Work required:
Examine the entries below, count the lines holding the string "marker", and respond with the number only.

Dataset entries on figures:

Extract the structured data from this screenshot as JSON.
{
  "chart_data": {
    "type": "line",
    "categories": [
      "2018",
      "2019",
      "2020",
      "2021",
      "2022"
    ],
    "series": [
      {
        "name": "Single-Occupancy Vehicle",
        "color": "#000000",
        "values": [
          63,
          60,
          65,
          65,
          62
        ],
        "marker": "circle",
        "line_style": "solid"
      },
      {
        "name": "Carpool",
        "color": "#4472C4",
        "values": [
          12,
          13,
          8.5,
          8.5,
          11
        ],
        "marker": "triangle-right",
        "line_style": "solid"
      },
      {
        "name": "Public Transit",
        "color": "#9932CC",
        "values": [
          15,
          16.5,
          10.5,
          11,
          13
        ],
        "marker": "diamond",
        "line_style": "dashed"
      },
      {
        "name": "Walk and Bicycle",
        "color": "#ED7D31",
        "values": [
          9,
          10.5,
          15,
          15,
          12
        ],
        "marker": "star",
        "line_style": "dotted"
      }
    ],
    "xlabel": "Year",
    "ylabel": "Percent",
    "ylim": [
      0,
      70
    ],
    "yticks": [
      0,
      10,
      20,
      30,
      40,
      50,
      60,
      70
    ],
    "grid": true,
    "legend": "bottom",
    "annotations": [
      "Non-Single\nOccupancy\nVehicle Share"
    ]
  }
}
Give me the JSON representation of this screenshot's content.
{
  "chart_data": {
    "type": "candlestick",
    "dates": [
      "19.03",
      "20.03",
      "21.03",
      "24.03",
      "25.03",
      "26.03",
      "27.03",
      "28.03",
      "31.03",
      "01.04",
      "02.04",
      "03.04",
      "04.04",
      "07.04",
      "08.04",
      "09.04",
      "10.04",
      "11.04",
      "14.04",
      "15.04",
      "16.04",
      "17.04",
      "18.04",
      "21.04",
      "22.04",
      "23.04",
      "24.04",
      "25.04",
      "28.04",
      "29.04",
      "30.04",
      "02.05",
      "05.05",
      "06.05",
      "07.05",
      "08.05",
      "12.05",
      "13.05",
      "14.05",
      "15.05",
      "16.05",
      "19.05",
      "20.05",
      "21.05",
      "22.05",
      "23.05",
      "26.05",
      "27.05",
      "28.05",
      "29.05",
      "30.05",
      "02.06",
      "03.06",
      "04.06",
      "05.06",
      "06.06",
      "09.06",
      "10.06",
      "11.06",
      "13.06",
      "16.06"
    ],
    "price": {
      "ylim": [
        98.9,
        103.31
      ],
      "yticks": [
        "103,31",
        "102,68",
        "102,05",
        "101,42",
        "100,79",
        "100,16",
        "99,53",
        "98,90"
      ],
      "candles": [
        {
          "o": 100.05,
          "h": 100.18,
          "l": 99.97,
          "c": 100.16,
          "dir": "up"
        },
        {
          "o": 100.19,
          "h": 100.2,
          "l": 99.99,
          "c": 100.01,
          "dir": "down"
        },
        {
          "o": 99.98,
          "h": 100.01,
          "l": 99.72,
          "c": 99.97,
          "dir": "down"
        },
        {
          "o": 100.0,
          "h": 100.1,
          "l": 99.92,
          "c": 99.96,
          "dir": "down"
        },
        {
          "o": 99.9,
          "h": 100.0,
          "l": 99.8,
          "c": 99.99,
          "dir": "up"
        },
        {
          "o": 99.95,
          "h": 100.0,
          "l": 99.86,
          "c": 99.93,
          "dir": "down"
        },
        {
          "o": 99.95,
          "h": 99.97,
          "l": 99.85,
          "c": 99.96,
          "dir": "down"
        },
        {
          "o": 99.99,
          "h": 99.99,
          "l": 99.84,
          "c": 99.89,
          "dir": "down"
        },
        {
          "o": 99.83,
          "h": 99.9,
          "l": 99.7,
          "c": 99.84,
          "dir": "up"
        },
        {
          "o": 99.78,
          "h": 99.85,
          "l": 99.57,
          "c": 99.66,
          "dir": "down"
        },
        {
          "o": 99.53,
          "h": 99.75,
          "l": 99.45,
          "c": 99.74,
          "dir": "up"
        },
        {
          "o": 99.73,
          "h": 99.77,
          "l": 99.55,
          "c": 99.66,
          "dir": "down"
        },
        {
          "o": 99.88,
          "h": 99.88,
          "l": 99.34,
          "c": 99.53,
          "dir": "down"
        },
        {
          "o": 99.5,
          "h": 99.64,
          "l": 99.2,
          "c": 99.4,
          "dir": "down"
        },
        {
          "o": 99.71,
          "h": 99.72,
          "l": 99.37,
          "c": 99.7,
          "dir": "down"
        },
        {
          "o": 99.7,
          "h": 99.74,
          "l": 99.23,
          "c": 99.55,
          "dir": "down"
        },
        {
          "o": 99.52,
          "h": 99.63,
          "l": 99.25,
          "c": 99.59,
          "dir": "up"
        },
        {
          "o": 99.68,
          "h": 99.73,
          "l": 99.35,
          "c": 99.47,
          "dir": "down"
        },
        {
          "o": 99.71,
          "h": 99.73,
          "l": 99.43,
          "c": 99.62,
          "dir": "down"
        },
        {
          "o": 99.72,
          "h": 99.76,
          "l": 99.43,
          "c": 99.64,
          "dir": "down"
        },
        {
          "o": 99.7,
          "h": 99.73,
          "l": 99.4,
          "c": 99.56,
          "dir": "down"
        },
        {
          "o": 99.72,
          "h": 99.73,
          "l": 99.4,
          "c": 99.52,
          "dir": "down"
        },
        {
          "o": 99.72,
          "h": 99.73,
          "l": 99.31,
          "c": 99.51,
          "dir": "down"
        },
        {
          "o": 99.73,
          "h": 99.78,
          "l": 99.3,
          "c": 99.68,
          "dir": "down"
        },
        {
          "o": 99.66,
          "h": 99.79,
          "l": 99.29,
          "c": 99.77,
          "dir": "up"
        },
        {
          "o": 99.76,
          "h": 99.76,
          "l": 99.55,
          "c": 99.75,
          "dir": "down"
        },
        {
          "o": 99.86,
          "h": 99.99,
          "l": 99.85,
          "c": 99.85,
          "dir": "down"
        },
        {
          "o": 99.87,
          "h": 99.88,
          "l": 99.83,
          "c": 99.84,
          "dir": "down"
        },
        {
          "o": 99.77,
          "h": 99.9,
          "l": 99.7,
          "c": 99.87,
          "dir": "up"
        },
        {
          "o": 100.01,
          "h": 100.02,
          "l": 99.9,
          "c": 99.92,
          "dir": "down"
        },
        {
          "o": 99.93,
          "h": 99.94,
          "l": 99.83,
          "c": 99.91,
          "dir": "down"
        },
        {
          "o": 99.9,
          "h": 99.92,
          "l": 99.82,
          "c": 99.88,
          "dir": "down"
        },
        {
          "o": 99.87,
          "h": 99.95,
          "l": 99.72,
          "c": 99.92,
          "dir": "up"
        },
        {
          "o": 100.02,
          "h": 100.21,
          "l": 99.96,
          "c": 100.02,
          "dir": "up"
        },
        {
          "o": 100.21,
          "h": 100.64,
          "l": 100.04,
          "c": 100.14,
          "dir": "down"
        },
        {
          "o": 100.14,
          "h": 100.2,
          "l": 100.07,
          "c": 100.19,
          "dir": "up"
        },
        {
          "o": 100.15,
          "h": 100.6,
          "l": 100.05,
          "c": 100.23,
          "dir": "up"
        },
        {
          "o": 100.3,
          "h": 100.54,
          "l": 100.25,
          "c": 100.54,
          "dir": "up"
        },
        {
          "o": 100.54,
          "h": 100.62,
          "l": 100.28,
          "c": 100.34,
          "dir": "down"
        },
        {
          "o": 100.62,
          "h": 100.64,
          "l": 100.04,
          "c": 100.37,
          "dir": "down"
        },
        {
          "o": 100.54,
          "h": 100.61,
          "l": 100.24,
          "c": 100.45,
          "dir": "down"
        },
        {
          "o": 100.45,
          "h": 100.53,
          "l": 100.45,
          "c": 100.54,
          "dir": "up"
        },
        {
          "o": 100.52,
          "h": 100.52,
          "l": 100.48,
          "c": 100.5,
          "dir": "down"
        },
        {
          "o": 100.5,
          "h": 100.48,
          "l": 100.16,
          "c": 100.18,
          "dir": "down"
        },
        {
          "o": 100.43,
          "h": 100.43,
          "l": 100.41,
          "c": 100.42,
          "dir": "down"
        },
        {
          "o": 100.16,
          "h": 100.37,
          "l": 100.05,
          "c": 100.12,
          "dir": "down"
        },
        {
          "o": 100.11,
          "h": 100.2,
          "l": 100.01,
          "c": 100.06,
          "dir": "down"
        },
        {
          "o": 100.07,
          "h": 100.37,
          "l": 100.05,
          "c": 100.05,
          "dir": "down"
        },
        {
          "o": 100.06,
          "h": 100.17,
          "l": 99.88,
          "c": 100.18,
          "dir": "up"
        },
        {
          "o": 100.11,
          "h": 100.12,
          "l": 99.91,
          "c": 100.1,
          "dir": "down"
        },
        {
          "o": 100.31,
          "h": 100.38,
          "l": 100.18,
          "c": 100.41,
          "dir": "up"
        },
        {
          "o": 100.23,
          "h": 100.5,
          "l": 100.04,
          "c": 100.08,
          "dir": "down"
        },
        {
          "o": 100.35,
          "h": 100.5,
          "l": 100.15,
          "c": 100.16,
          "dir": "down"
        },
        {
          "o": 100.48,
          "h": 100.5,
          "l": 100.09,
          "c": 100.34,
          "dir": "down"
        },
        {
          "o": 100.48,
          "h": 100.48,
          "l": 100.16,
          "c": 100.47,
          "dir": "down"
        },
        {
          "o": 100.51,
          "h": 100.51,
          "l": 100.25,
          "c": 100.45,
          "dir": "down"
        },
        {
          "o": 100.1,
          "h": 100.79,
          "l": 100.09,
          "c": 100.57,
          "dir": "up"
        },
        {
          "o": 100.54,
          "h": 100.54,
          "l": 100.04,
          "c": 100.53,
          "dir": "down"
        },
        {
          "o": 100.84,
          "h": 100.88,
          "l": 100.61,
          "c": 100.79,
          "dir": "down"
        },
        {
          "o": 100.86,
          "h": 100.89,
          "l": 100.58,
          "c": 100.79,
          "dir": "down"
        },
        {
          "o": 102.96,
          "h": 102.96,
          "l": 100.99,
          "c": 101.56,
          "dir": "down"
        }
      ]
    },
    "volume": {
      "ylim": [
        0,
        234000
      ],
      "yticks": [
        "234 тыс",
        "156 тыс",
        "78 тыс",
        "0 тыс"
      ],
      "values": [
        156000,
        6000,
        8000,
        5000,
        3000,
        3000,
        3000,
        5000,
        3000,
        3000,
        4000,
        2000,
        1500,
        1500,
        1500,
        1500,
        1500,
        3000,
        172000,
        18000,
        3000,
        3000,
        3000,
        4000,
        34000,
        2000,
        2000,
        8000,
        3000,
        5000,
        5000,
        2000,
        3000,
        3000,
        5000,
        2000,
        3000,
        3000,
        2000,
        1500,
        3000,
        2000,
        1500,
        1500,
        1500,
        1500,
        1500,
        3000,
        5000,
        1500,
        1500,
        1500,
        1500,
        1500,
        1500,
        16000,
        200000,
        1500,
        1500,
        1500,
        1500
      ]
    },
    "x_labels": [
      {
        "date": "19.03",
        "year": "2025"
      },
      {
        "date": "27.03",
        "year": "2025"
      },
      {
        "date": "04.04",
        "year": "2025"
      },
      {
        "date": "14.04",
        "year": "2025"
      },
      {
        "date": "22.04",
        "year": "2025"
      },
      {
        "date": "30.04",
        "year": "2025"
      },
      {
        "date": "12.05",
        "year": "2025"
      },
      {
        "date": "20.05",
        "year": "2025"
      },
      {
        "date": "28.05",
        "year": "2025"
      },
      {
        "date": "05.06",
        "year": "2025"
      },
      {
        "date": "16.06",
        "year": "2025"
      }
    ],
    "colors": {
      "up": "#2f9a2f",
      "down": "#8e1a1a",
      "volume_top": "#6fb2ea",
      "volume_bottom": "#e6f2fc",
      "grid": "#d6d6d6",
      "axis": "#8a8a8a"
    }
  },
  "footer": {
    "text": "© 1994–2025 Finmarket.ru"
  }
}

Output for this task:
4